## GIVEN INSTRUCTION
Each entry below should be written out exactly as it is, with no pictures.

## Records from a data source
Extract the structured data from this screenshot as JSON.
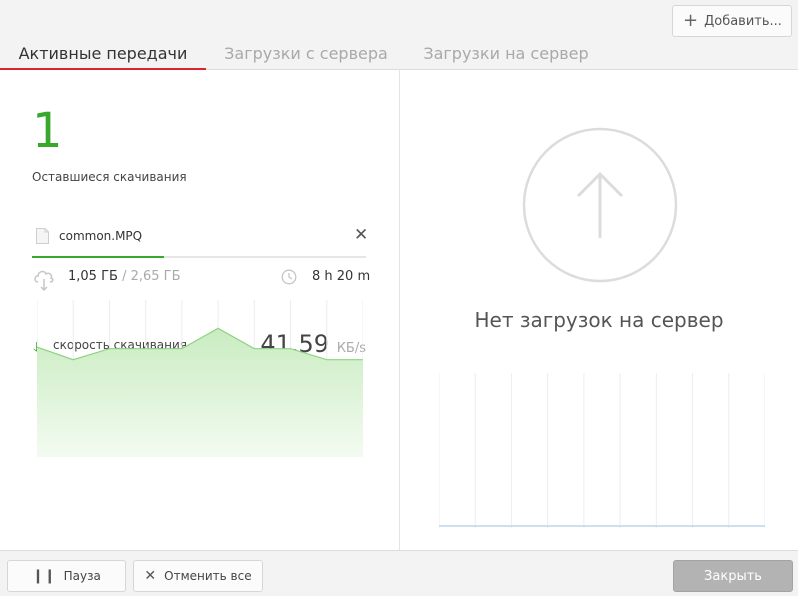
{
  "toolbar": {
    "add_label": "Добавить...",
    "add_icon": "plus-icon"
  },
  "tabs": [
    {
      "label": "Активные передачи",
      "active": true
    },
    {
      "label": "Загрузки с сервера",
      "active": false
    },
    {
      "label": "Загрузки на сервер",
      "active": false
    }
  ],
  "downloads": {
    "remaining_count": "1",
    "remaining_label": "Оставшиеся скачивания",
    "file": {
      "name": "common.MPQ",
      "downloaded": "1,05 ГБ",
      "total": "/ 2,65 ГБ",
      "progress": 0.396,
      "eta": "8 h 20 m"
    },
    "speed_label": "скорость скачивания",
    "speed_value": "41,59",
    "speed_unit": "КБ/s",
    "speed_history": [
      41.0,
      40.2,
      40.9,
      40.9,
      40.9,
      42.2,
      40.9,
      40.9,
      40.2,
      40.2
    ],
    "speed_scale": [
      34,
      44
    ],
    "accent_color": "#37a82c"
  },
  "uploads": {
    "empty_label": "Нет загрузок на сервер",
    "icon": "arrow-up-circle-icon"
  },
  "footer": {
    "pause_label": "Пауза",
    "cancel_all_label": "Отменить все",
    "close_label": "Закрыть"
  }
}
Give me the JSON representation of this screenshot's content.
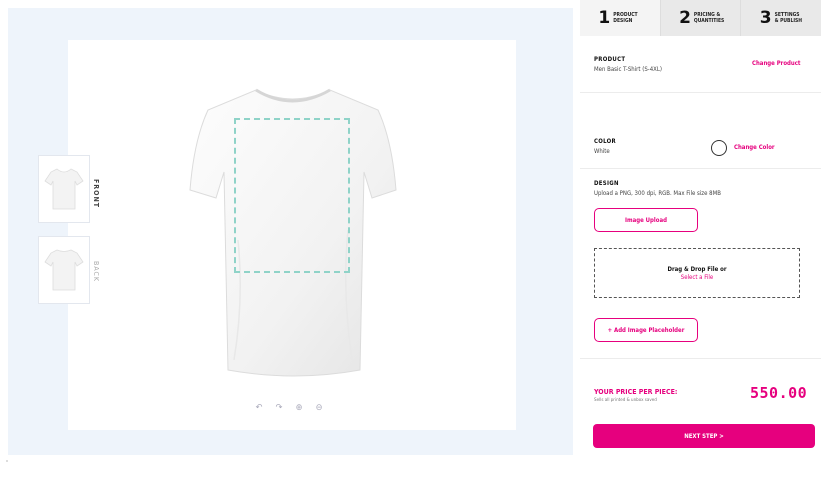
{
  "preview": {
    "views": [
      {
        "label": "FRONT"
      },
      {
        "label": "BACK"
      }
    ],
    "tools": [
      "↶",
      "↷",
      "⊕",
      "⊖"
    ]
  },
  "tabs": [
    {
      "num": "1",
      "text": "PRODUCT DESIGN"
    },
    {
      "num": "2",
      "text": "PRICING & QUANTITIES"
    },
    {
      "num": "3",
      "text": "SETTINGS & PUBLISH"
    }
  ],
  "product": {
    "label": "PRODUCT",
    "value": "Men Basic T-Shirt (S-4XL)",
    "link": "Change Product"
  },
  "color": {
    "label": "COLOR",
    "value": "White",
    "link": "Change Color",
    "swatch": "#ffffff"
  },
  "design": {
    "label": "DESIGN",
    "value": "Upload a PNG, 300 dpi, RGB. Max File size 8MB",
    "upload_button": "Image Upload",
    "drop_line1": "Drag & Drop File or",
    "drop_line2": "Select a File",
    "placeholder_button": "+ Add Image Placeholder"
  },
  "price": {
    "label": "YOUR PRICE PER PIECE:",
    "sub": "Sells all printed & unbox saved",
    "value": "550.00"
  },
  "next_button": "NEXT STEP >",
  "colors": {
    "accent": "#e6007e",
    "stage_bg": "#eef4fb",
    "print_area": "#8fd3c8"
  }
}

## CORRECT OUTPUT
Extract the structured data from this screenshot as JSON.
{
  "toolbar": {
    "add_label": "Добавить...",
    "add_icon": "plus-icon"
  },
  "tabs": [
    {
      "label": "Активные передачи",
      "active": true
    },
    {
      "label": "Загрузки с сервера",
      "active": false
    },
    {
      "label": "Загрузки на сервер",
      "active": false
    }
  ],
  "downloads": {
    "remaining_count": "1",
    "remaining_label": "Оставшиеся скачивания",
    "file": {
      "name": "common.MPQ",
      "downloaded": "1,05 ГБ",
      "total": "/ 2,65 ГБ",
      "progress": 0.396,
      "eta": "8 h 20 m"
    },
    "speed_label": "скорость скачивания",
    "speed_value": "41,59",
    "speed_unit": "КБ/s",
    "speed_history": [
      41.0,
      40.2,
      40.9,
      40.9,
      40.9,
      42.2,
      40.9,
      40.9,
      40.2,
      40.2
    ],
    "speed_scale": [
      34,
      44
    ],
    "accent_color": "#37a82c"
  },
  "uploads": {
    "empty_label": "Нет загрузок на сервер",
    "icon": "arrow-up-circle-icon"
  },
  "footer": {
    "pause_label": "Пауза",
    "cancel_all_label": "Отменить все",
    "close_label": "Закрыть"
  }
}
Give me the JSON representation of this screenshot's content.
{
  "preview": {
    "views": [
      {
        "label": "FRONT"
      },
      {
        "label": "BACK"
      }
    ],
    "tools": [
      "↶",
      "↷",
      "⊕",
      "⊖"
    ]
  },
  "tabs": [
    {
      "num": "1",
      "text": "PRODUCT DESIGN"
    },
    {
      "num": "2",
      "text": "PRICING & QUANTITIES"
    },
    {
      "num": "3",
      "text": "SETTINGS & PUBLISH"
    }
  ],
  "product": {
    "label": "PRODUCT",
    "value": "Men Basic T-Shirt (S-4XL)",
    "link": "Change Product"
  },
  "color": {
    "label": "COLOR",
    "value": "White",
    "link": "Change Color",
    "swatch": "#ffffff"
  },
  "design": {
    "label": "DESIGN",
    "value": "Upload a PNG, 300 dpi, RGB. Max File size 8MB",
    "upload_button": "Image Upload",
    "drop_line1": "Drag & Drop File or",
    "drop_line2": "Select a File",
    "placeholder_button": "+ Add Image Placeholder"
  },
  "price": {
    "label": "YOUR PRICE PER PIECE:",
    "sub": "Sells all printed & unbox saved",
    "value": "550.00"
  },
  "next_button": "NEXT STEP >",
  "colors": {
    "accent": "#e6007e",
    "stage_bg": "#eef4fb",
    "print_area": "#8fd3c8"
  }
}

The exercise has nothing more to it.